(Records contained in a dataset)
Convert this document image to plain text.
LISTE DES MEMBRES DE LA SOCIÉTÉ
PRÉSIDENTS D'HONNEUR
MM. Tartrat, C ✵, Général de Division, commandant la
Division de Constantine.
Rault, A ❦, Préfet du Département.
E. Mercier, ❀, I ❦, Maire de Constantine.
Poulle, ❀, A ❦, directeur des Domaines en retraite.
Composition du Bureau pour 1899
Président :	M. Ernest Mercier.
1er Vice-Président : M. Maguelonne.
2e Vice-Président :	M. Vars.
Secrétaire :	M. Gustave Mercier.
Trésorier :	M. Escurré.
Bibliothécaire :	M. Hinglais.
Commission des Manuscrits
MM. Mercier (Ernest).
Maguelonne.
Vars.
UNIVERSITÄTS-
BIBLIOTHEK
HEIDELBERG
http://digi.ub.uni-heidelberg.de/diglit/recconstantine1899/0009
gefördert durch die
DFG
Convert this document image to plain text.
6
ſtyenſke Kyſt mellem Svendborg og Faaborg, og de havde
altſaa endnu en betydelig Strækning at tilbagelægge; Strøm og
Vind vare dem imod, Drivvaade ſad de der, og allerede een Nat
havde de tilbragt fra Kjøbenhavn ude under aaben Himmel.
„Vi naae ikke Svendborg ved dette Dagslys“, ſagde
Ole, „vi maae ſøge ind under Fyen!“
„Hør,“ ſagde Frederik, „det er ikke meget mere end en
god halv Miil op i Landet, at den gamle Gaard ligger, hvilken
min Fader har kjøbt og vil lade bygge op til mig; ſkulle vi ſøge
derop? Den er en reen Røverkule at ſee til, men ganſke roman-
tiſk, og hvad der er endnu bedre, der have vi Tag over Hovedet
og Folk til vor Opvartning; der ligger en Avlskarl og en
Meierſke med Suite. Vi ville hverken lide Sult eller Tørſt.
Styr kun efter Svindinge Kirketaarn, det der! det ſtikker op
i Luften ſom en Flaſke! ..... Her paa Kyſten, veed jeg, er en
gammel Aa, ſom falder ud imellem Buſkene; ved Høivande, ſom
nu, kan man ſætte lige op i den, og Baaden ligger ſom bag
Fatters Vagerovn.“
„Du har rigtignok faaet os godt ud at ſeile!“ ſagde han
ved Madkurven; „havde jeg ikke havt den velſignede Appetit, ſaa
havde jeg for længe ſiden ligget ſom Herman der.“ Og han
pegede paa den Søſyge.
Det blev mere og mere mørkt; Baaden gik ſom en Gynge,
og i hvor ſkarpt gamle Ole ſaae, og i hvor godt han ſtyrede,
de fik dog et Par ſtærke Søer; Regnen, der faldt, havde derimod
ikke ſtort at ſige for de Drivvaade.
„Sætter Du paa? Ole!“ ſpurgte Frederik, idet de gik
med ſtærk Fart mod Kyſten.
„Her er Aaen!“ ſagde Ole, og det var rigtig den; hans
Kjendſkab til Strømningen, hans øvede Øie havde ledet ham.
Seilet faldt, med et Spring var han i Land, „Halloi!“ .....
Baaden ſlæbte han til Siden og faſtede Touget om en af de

DESCRIPTION OF THE TASK: Exactly reproduce all of the entries.

THE ANSWER:
Convert this document image to plain text.
LISTE DES MEMBRES DE LA SOCIÉTÉ
PRÉSIDENTS D'HONNEUR
MM. Tartrat, C ✵, Général de Division, commandant la
Division de Constantine.
Rault, A ❦, Préfet du Département.
E. Mercier, ❀, I ❦, Maire de Constantine.
Poulle, ❀, A ❦, directeur des Domaines en retraite.
Composition du Bureau pour 1899
Président :	M. Ernest Mercier.
1er Vice-Président : M. Maguelonne.
2e Vice-Président :	M. Vars.
Secrétaire :	M. Gustave Mercier.
Trésorier :	M. Escurré.
Bibliothécaire :	M. Hinglais.
Commission des Manuscrits
MM. Mercier (Ernest).
Maguelonne.
Vars.
UNIVERSITÄTS-
BIBLIOTHEK
HEIDELBERG
http://digi.ub.uni-heidelberg.de/diglit/recconstantine1899/0009
gefördert durch die
DFG
Convert this document image to plain text.
6
ſtyenſke Kyſt mellem Svendborg og Faaborg, og de havde
altſaa endnu en betydelig Strækning at tilbagelægge; Strøm og
Vind vare dem imod, Drivvaade ſad de der, og allerede een Nat
havde de tilbragt fra Kjøbenhavn ude under aaben Himmel.
„Vi naae ikke Svendborg ved dette Dagslys“, ſagde
Ole, „vi maae ſøge ind under Fyen!“
„Hør,“ ſagde Frederik, „det er ikke meget mere end en
god halv Miil op i Landet, at den gamle Gaard ligger, hvilken
min Fader har kjøbt og vil lade bygge op til mig; ſkulle vi ſøge
derop? Den er en reen Røverkule at ſee til, men ganſke roman-
tiſk, og hvad der er endnu bedre, der have vi Tag over Hovedet
og Folk til vor Opvartning; der ligger en Avlskarl og en
Meierſke med Suite. Vi ville hverken lide Sult eller Tørſt.
Styr kun efter Svindinge Kirketaarn, det der! det ſtikker op
i Luften ſom en Flaſke! ..... Her paa Kyſten, veed jeg, er en
gammel Aa, ſom falder ud imellem Buſkene; ved Høivande, ſom
nu, kan man ſætte lige op i den, og Baaden ligger ſom bag
Fatters Vagerovn.“
„Du har rigtignok faaet os godt ud at ſeile!“ ſagde han
ved Madkurven; „havde jeg ikke havt den velſignede Appetit, ſaa
havde jeg for længe ſiden ligget ſom Herman der.“ Og han
pegede paa den Søſyge.
Det blev mere og mere mørkt; Baaden gik ſom en Gynge,
og i hvor ſkarpt gamle Ole ſaae, og i hvor godt han ſtyrede,
de fik dog et Par ſtærke Søer; Regnen, der faldt, havde derimod
ikke ſtort at ſige for de Drivvaade.
„Sætter Du paa? Ole!“ ſpurgte Frederik, idet de gik
med ſtærk Fart mod Kyſten.
„Her er Aaen!“ ſagde Ole, og det var rigtig den; hans
Kjendſkab til Strømningen, hans øvede Øie havde ledet ham.
Seilet faldt, med et Spring var han i Land, „Halloi!“ .....
Baaden ſlæbte han til Siden og faſtede Touget om en af de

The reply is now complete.